* GIVEN REQUEST:
Reproduce the material from its first line down to the line containing "land-australia bbox=[384, 82, 414, 102]", changing "Salinity" to "Practical Salinity" and leaving everything else the same.

⟨

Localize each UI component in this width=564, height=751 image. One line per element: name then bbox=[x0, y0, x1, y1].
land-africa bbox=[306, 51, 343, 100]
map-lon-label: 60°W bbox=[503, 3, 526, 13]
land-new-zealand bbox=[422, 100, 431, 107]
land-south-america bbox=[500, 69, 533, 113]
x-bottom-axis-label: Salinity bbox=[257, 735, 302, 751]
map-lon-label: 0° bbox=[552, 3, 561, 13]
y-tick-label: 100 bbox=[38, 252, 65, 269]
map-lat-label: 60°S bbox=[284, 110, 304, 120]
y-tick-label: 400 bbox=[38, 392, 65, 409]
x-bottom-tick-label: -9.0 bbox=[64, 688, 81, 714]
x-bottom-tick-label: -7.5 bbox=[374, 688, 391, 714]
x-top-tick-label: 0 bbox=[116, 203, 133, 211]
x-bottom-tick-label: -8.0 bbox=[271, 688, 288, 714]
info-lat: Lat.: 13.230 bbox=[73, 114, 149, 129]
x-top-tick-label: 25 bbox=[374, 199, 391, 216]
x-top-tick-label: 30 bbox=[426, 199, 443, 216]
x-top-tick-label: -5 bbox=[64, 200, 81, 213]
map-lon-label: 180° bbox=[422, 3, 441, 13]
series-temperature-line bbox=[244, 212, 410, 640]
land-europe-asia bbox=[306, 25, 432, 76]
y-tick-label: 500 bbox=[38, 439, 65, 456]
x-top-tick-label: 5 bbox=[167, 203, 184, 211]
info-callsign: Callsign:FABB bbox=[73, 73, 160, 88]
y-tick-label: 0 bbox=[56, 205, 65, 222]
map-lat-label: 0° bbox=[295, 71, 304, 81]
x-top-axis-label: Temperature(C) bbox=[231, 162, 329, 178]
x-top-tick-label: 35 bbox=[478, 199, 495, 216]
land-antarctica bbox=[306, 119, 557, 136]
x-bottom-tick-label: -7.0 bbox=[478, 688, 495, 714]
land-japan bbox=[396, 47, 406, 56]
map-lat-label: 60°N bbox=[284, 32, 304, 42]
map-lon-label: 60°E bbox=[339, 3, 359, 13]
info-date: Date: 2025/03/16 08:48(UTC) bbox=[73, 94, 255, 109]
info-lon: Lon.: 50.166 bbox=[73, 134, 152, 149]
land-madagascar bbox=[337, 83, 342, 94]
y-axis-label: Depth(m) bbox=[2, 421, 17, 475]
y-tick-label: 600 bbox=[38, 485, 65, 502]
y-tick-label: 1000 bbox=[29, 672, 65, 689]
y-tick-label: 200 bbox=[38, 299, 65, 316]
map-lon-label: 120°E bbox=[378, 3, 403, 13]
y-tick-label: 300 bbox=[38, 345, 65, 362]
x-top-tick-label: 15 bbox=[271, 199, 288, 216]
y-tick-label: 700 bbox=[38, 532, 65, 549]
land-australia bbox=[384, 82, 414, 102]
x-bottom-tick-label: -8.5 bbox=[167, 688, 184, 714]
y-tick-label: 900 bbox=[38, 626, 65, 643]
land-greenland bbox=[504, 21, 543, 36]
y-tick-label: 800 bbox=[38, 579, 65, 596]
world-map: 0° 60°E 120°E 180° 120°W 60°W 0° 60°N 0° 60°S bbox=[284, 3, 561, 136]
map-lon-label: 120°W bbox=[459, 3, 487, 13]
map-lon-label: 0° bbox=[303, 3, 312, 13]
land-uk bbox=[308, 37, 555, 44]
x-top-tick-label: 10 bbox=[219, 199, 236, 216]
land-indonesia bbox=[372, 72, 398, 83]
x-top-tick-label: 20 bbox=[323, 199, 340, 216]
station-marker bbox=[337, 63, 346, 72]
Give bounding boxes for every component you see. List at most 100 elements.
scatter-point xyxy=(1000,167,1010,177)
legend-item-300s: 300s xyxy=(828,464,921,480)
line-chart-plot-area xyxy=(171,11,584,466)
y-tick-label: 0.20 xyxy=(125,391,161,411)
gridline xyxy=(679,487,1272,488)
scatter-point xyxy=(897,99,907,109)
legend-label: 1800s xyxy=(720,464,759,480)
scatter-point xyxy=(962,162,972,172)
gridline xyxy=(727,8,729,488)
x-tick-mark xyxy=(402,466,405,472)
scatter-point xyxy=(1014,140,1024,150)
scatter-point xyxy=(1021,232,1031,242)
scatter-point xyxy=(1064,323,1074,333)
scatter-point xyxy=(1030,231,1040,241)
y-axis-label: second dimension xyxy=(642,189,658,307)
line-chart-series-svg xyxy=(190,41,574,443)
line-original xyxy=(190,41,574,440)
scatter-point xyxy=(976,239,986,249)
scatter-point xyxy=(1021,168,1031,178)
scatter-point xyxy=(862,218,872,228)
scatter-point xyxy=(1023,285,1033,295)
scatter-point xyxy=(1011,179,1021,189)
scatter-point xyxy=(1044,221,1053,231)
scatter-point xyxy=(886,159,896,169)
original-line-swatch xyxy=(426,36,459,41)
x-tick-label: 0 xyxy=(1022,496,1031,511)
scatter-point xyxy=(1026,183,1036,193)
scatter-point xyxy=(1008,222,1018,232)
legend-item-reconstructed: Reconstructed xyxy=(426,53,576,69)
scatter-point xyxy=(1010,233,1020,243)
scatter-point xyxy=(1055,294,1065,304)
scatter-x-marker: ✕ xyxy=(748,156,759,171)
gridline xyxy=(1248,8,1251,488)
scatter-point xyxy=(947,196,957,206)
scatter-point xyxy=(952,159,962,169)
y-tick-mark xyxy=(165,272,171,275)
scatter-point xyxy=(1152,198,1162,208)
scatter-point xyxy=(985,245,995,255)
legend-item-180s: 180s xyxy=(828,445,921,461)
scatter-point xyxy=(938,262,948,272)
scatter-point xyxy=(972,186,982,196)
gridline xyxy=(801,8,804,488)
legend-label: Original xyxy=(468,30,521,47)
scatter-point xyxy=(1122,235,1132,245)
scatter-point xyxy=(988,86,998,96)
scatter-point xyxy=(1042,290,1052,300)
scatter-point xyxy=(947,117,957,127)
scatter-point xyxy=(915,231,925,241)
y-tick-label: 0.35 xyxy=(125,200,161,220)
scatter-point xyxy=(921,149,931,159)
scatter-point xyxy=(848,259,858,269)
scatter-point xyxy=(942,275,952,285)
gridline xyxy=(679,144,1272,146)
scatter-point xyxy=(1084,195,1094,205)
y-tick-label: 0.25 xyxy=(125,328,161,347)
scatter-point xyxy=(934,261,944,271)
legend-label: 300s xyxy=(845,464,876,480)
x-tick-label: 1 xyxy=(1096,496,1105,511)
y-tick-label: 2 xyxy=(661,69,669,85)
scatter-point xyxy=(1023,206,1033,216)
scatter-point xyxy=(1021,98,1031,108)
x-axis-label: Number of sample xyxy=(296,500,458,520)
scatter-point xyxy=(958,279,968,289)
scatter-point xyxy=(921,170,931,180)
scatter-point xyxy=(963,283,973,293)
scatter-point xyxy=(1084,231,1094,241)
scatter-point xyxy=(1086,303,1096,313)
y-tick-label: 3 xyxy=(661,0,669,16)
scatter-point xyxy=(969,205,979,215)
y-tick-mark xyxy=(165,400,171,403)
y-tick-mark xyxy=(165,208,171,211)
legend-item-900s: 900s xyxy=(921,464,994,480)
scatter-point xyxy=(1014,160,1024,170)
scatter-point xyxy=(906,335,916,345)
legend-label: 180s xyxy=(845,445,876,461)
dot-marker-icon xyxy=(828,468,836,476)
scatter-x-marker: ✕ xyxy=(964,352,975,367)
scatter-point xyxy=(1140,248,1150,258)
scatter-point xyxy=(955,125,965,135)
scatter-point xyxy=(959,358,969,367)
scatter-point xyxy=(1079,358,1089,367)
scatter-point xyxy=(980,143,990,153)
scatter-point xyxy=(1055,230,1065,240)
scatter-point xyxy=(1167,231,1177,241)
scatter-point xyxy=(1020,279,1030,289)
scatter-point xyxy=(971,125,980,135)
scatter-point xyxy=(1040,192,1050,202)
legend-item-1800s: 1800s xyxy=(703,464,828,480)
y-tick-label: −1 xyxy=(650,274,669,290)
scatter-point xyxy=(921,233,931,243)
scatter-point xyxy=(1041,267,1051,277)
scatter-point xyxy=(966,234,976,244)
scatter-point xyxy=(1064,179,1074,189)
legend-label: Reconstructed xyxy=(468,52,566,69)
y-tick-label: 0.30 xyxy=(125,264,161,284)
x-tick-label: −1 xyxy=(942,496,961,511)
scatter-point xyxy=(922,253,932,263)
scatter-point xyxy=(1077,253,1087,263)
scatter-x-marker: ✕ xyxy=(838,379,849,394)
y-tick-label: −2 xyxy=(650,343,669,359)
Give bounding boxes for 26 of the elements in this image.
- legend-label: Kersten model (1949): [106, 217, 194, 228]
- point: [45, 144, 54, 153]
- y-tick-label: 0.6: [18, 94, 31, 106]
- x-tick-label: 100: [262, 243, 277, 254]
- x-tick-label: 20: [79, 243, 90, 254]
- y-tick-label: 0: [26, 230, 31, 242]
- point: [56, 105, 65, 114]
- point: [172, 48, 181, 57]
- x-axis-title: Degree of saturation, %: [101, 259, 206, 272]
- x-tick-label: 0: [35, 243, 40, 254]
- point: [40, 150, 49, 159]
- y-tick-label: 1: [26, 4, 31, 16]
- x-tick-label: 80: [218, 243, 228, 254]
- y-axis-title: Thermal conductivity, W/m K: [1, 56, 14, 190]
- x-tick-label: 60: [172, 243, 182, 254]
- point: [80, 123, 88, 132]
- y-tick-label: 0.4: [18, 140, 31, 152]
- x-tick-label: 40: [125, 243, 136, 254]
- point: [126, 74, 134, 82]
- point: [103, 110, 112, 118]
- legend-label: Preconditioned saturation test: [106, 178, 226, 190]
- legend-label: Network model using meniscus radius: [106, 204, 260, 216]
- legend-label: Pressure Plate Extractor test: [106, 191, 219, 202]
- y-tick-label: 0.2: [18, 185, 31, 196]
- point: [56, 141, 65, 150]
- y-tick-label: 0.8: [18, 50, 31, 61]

⟩

* COMPLETED EXERCISE:
Localize each UI component in this width=564, height=751 image. One line per element: name then bbox=[x0, y0, x1, y1].
land-africa bbox=[306, 51, 343, 100]
map-lon-label: 60°W bbox=[503, 3, 526, 13]
land-new-zealand bbox=[422, 100, 431, 107]
land-south-america bbox=[500, 69, 533, 113]
x-bottom-axis-label: Practical Salinity bbox=[257, 735, 302, 751]
map-lon-label: 0° bbox=[552, 3, 561, 13]
y-tick-label: 100 bbox=[38, 252, 65, 269]
map-lat-label: 60°S bbox=[284, 110, 304, 120]
y-tick-label: 400 bbox=[38, 392, 65, 409]
x-bottom-tick-label: -9.0 bbox=[64, 688, 81, 714]
x-bottom-tick-label: -7.5 bbox=[374, 688, 391, 714]
x-top-tick-label: 0 bbox=[116, 203, 133, 211]
x-bottom-tick-label: -8.0 bbox=[271, 688, 288, 714]
info-lat: Lat.: 13.230 bbox=[73, 114, 149, 129]
x-top-tick-label: 25 bbox=[374, 199, 391, 216]
x-top-tick-label: 30 bbox=[426, 199, 443, 216]
x-top-tick-label: -5 bbox=[64, 200, 81, 213]
map-lon-label: 180° bbox=[422, 3, 441, 13]
series-temperature-line bbox=[244, 212, 410, 640]
land-europe-asia bbox=[306, 25, 432, 76]
y-tick-label: 500 bbox=[38, 439, 65, 456]
x-top-tick-label: 5 bbox=[167, 203, 184, 211]
info-callsign: Callsign:FABB bbox=[73, 73, 160, 88]
y-tick-label: 0 bbox=[56, 205, 65, 222]
map-lat-label: 0° bbox=[295, 71, 304, 81]
x-top-axis-label: Temperature(C) bbox=[231, 162, 329, 178]
x-top-tick-label: 35 bbox=[478, 199, 495, 216]
land-antarctica bbox=[306, 119, 557, 136]
x-bottom-tick-label: -7.0 bbox=[478, 688, 495, 714]
land-japan bbox=[396, 47, 406, 56]
map-lat-label: 60°N bbox=[284, 32, 304, 42]
map-lon-label: 60°E bbox=[339, 3, 359, 13]
info-date: Date: 2025/03/16 08:48(UTC) bbox=[73, 94, 255, 109]
info-lon: Lon.: 50.166 bbox=[73, 134, 152, 149]
land-madagascar bbox=[337, 83, 342, 94]
y-axis-label: Depth(m) bbox=[2, 421, 17, 475]
y-tick-label: 600 bbox=[38, 485, 65, 502]
y-tick-label: 1000 bbox=[29, 672, 65, 689]
y-tick-label: 200 bbox=[38, 299, 65, 316]
map-lon-label: 120°E bbox=[378, 3, 403, 13]
y-tick-label: 300 bbox=[38, 345, 65, 362]
x-top-tick-label: 15 bbox=[271, 199, 288, 216]
y-tick-label: 700 bbox=[38, 532, 65, 549]
land-australia bbox=[384, 82, 414, 102]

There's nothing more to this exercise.